• [Instructions to follow]
Filter the entries below, keeping every line that has the word "отзывы".

(Data entries)
__________

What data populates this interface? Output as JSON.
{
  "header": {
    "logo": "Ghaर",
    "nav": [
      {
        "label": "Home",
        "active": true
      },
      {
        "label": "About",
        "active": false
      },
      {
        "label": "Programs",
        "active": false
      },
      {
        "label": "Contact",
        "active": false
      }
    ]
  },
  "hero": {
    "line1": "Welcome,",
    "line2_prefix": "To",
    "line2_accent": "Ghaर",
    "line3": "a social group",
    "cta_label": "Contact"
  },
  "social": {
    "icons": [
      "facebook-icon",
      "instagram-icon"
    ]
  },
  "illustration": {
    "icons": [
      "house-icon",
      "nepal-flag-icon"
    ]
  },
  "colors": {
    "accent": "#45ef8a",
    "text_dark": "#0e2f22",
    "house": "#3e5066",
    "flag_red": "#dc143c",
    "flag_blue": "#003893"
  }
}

__________

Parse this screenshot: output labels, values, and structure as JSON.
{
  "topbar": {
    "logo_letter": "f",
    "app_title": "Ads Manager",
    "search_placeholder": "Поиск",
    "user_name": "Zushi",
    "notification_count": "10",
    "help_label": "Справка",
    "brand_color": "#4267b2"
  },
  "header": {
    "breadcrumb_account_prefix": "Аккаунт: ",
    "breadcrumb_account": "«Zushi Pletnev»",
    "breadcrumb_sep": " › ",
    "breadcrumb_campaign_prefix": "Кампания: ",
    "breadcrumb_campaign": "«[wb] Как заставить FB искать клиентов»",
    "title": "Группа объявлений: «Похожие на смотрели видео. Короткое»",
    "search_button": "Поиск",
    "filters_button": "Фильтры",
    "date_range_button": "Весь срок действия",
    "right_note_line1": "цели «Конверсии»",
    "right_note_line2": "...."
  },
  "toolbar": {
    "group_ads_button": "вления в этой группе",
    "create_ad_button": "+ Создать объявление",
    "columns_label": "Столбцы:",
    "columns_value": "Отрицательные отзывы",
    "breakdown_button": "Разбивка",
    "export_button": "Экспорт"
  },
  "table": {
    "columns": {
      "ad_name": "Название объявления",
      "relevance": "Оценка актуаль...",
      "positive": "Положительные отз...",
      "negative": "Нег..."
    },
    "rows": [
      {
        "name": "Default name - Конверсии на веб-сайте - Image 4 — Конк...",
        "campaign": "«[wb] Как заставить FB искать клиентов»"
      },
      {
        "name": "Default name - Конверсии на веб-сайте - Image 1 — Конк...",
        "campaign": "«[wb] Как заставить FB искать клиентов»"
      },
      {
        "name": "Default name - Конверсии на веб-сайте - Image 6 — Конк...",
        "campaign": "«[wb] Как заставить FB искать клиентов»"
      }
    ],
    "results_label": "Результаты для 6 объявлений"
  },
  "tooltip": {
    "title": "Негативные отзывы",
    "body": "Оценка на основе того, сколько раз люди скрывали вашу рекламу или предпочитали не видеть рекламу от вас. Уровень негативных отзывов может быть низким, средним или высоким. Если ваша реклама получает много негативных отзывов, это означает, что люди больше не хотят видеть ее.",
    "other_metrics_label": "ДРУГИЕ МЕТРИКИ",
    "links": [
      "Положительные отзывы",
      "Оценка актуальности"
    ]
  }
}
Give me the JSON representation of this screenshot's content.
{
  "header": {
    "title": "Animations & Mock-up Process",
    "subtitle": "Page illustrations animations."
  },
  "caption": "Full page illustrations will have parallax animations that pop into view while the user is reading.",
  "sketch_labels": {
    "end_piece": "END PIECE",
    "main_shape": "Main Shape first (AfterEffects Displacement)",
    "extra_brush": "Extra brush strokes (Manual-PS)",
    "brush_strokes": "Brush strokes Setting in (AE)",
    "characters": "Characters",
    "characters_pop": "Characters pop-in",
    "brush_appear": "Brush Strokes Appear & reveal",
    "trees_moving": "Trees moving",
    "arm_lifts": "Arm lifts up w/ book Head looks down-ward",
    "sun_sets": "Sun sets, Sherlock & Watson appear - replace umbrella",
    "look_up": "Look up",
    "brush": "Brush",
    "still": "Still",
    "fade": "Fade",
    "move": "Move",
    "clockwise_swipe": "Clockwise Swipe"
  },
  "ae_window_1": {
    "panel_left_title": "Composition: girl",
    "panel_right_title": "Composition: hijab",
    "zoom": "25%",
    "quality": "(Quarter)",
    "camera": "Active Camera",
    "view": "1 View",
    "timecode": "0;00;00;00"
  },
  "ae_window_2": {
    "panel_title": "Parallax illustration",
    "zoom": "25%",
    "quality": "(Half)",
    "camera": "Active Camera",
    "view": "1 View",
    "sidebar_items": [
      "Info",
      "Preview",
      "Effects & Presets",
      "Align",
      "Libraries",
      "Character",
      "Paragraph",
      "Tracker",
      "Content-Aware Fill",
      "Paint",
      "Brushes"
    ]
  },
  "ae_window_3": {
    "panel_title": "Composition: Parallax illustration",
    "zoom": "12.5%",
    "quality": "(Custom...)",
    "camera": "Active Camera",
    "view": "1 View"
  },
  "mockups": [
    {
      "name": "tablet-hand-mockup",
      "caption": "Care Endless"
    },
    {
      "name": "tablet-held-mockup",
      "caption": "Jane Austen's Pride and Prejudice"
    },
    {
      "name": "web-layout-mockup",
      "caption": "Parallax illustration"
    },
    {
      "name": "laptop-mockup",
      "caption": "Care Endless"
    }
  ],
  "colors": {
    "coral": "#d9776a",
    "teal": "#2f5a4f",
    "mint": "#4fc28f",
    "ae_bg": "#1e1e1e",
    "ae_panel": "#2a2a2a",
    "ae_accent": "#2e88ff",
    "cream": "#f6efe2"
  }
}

__________

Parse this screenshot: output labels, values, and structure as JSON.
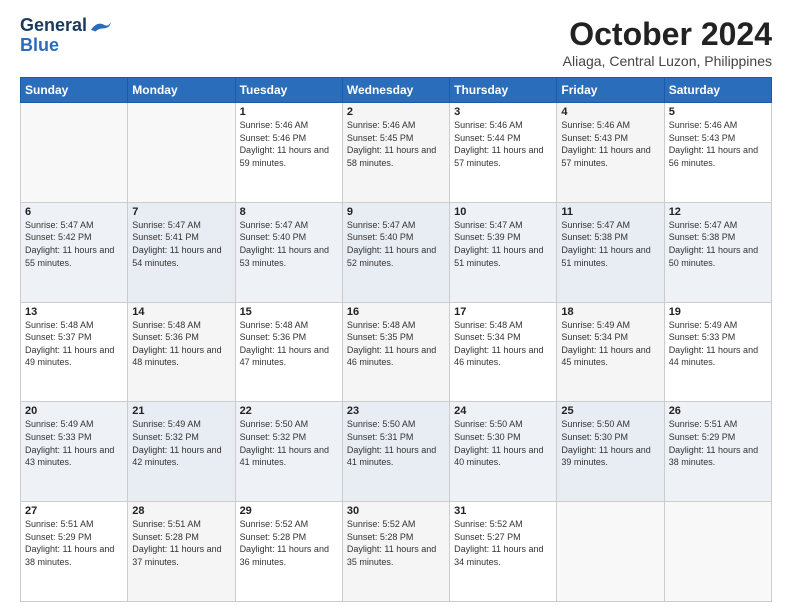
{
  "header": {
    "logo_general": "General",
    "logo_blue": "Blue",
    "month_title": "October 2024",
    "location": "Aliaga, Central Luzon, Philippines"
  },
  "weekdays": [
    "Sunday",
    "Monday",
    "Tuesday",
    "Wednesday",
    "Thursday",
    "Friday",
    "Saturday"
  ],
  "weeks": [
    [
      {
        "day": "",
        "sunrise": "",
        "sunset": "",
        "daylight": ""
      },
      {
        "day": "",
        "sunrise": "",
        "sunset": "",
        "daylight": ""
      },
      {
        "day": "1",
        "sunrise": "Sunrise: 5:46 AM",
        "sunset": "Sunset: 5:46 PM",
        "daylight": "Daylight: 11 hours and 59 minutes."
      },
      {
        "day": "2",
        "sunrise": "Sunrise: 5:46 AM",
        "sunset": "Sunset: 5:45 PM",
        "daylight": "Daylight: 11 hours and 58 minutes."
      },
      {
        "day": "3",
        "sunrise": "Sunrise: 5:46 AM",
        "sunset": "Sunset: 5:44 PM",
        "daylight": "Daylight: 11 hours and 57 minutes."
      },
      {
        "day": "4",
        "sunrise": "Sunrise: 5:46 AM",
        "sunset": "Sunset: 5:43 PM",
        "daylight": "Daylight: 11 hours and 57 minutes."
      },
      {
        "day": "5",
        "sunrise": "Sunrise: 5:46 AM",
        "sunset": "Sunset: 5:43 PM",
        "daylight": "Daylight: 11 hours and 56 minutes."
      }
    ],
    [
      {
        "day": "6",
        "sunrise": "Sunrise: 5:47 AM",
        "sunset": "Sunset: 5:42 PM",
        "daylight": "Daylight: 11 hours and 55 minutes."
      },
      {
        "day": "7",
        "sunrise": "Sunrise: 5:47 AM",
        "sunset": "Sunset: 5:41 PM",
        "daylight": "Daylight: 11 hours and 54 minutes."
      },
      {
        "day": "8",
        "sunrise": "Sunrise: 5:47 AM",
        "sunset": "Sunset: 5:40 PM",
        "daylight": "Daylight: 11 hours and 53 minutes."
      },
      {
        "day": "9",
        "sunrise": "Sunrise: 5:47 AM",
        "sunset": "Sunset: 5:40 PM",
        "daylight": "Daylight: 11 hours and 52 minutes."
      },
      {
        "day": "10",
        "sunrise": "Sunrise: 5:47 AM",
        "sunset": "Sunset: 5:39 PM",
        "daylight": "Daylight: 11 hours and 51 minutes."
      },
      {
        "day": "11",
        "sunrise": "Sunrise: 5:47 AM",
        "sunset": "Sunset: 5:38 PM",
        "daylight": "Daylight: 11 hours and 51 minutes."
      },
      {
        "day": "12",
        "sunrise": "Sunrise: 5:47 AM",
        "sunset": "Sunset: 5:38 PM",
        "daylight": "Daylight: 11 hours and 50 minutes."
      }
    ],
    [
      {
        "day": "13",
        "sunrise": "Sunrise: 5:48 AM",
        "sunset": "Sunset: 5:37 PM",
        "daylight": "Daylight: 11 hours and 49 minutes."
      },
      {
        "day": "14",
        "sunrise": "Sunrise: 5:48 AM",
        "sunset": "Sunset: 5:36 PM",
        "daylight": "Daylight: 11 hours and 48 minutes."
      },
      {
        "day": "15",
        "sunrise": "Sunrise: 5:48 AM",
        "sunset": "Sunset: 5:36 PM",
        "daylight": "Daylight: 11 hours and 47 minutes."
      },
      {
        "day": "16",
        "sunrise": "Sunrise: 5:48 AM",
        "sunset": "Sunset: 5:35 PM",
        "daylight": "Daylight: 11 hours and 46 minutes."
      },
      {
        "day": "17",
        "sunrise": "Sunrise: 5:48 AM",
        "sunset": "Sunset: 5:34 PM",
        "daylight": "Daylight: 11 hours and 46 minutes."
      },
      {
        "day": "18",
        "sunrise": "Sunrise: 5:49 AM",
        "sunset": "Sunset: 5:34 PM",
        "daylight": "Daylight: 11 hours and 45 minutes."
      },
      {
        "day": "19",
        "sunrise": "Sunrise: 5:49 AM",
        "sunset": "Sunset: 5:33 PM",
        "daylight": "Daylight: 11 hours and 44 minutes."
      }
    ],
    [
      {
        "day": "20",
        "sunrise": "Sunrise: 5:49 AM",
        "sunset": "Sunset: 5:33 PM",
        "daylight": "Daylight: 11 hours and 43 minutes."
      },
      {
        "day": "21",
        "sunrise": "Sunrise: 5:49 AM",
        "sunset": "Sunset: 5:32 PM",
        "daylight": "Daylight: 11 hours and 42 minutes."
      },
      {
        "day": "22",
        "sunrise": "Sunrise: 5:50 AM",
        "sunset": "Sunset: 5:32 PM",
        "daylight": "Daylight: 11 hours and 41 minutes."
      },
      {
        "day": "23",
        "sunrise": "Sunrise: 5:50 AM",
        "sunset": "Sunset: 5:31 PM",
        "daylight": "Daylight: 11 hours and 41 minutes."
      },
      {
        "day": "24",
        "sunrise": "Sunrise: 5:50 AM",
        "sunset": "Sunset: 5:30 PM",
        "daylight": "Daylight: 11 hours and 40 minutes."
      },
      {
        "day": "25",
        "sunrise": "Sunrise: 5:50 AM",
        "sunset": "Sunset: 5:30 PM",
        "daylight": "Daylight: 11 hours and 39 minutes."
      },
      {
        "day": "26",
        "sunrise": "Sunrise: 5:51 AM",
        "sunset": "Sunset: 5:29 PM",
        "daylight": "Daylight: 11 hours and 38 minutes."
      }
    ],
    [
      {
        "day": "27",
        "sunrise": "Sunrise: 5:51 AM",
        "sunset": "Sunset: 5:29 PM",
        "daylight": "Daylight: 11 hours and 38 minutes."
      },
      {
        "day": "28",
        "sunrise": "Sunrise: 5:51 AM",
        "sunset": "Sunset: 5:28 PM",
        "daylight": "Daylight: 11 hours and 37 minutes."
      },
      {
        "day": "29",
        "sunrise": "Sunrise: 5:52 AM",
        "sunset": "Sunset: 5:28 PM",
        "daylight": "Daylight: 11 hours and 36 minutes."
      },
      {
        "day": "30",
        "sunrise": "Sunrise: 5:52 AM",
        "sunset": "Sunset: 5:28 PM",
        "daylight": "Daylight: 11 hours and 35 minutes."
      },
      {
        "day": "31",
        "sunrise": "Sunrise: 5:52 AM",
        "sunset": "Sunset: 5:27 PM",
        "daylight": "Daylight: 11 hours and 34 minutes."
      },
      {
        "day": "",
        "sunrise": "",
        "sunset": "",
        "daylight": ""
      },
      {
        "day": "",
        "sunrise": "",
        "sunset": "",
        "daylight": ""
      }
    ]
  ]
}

__________

• [Exercise solution]
    "columns_value": "Отрицательные отзывы",
    "title": "Негативные отзывы",
      "Положительные отзывы",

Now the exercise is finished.